[Items from a dataset]
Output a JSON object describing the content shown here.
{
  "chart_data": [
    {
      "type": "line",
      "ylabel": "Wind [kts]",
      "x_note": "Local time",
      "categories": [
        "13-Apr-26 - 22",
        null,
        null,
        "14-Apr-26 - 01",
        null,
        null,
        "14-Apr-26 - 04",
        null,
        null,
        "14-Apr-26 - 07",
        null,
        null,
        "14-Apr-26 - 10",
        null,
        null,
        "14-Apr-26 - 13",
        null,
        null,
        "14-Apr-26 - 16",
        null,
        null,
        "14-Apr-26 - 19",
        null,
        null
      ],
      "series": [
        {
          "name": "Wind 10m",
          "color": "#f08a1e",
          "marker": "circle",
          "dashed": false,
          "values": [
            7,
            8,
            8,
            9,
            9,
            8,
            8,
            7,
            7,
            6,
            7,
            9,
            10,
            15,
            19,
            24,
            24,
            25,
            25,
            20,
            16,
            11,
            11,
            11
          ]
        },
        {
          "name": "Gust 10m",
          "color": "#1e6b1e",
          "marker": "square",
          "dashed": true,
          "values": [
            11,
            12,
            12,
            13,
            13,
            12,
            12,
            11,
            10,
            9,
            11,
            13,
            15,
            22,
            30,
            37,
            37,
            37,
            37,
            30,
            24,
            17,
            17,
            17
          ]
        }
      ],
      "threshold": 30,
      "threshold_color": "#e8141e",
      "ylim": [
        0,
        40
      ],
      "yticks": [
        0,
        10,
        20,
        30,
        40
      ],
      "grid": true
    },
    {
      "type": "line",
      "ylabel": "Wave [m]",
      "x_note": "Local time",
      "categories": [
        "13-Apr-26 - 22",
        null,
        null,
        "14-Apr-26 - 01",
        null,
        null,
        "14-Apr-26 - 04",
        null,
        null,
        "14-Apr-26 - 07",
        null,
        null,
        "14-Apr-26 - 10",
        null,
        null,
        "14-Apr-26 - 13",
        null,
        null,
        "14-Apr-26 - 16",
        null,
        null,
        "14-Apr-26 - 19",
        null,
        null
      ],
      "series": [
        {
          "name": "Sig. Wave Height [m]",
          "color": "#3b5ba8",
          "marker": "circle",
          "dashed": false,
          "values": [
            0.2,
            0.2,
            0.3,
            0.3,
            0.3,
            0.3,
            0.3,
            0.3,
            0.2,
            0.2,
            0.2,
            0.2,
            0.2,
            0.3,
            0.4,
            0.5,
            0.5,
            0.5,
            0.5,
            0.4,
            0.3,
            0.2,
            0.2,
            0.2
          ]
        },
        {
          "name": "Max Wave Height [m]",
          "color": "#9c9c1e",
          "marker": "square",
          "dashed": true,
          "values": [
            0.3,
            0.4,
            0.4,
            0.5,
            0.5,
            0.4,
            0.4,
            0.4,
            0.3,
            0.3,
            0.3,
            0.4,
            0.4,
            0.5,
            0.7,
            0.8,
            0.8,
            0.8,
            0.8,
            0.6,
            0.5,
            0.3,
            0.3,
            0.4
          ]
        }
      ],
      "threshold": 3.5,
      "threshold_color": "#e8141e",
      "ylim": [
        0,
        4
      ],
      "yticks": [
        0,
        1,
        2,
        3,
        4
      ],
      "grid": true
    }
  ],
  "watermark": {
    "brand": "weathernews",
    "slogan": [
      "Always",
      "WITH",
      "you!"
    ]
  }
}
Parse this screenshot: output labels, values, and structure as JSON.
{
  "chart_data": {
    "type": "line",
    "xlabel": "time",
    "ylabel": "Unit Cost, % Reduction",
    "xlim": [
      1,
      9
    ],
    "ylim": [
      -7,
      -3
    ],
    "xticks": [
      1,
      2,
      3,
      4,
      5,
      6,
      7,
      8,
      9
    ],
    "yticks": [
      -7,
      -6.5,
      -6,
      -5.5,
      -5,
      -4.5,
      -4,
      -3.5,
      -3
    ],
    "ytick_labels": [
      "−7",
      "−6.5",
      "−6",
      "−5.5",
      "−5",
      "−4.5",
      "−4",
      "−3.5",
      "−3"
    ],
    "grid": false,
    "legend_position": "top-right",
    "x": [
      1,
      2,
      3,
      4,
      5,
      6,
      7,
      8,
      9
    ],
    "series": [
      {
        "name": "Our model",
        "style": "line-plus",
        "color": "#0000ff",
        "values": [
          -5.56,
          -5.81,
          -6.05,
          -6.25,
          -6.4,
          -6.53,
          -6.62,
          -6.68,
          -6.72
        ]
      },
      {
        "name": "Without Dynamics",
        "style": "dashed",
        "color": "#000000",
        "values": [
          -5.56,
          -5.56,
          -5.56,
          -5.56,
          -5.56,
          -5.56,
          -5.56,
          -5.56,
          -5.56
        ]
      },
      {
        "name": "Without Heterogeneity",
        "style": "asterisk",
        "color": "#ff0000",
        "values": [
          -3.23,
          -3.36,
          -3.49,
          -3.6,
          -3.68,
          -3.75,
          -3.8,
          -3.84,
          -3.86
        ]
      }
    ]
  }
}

__TO BE DONE__
Return every record above exactly as it appears.

__OUTPUT FOR THIS TASK__
Output a JSON object describing the content shown here.
{
  "chart_data": [
    {
      "type": "line",
      "ylabel": "Wind [kts]",
      "x_note": "Local time",
      "categories": [
        "13-Apr-26 - 22",
        null,
        null,
        "14-Apr-26 - 01",
        null,
        null,
        "14-Apr-26 - 04",
        null,
        null,
        "14-Apr-26 - 07",
        null,
        null,
        "14-Apr-26 - 10",
        null,
        null,
        "14-Apr-26 - 13",
        null,
        null,
        "14-Apr-26 - 16",
        null,
        null,
        "14-Apr-26 - 19",
        null,
        null
      ],
      "series": [
        {
          "name": "Wind 10m",
          "color": "#f08a1e",
          "marker": "circle",
          "dashed": false,
          "values": [
            7,
            8,
            8,
            9,
            9,
            8,
            8,
            7,
            7,
            6,
            7,
            9,
            10,
            15,
            19,
            24,
            24,
            25,
            25,
            20,
            16,
            11,
            11,
            11
          ]
        },
        {
          "name": "Gust 10m",
          "color": "#1e6b1e",
          "marker": "square",
          "dashed": true,
          "values": [
            11,
            12,
            12,
            13,
            13,
            12,
            12,
            11,
            10,
            9,
            11,
            13,
            15,
            22,
            30,
            37,
            37,
            37,
            37,
            30,
            24,
            17,
            17,
            17
          ]
        }
      ],
      "threshold": 30,
      "threshold_color": "#e8141e",
      "ylim": [
        0,
        40
      ],
      "yticks": [
        0,
        10,
        20,
        30,
        40
      ],
      "grid": true
    },
    {
      "type": "line",
      "ylabel": "Wave [m]",
      "x_note": "Local time",
      "categories": [
        "13-Apr-26 - 22",
        null,
        null,
        "14-Apr-26 - 01",
        null,
        null,
        "14-Apr-26 - 04",
        null,
        null,
        "14-Apr-26 - 07",
        null,
        null,
        "14-Apr-26 - 10",
        null,
        null,
        "14-Apr-26 - 13",
        null,
        null,
        "14-Apr-26 - 16",
        null,
        null,
        "14-Apr-26 - 19",
        null,
        null
      ],
      "series": [
        {
          "name": "Sig. Wave Height [m]",
          "color": "#3b5ba8",
          "marker": "circle",
          "dashed": false,
          "values": [
            0.2,
            0.2,
            0.3,
            0.3,
            0.3,
            0.3,
            0.3,
            0.3,
            0.2,
            0.2,
            0.2,
            0.2,
            0.2,
            0.3,
            0.4,
            0.5,
            0.5,
            0.5,
            0.5,
            0.4,
            0.3,
            0.2,
            0.2,
            0.2
          ]
        },
        {
          "name": "Max Wave Height [m]",
          "color": "#9c9c1e",
          "marker": "square",
          "dashed": true,
          "values": [
            0.3,
            0.4,
            0.4,
            0.5,
            0.5,
            0.4,
            0.4,
            0.4,
            0.3,
            0.3,
            0.3,
            0.4,
            0.4,
            0.5,
            0.7,
            0.8,
            0.8,
            0.8,
            0.8,
            0.6,
            0.5,
            0.3,
            0.3,
            0.4
          ]
        }
      ],
      "threshold": 3.5,
      "threshold_color": "#e8141e",
      "ylim": [
        0,
        4
      ],
      "yticks": [
        0,
        1,
        2,
        3,
        4
      ],
      "grid": true
    }
  ],
  "watermark": {
    "brand": "weathernews",
    "slogan": [
      "Always",
      "WITH",
      "you!"
    ]
  }
}
Parse this screenshot: output labels, values, and structure as JSON.
{
  "chart_data": {
    "type": "line",
    "xlabel": "time",
    "ylabel": "Unit Cost, % Reduction",
    "xlim": [
      1,
      9
    ],
    "ylim": [
      -7,
      -3
    ],
    "xticks": [
      1,
      2,
      3,
      4,
      5,
      6,
      7,
      8,
      9
    ],
    "yticks": [
      -7,
      -6.5,
      -6,
      -5.5,
      -5,
      -4.5,
      -4,
      -3.5,
      -3
    ],
    "ytick_labels": [
      "−7",
      "−6.5",
      "−6",
      "−5.5",
      "−5",
      "−4.5",
      "−4",
      "−3.5",
      "−3"
    ],
    "grid": false,
    "legend_position": "top-right",
    "x": [
      1,
      2,
      3,
      4,
      5,
      6,
      7,
      8,
      9
    ],
    "series": [
      {
        "name": "Our model",
        "style": "line-plus",
        "color": "#0000ff",
        "values": [
          -5.56,
          -5.81,
          -6.05,
          -6.25,
          -6.4,
          -6.53,
          -6.62,
          -6.68,
          -6.72
        ]
      },
      {
        "name": "Without Dynamics",
        "style": "dashed",
        "color": "#000000",
        "values": [
          -5.56,
          -5.56,
          -5.56,
          -5.56,
          -5.56,
          -5.56,
          -5.56,
          -5.56,
          -5.56
        ]
      },
      {
        "name": "Without Heterogeneity",
        "style": "asterisk",
        "color": "#ff0000",
        "values": [
          -3.23,
          -3.36,
          -3.49,
          -3.6,
          -3.68,
          -3.75,
          -3.8,
          -3.84,
          -3.86
        ]
      }
    ]
  }
}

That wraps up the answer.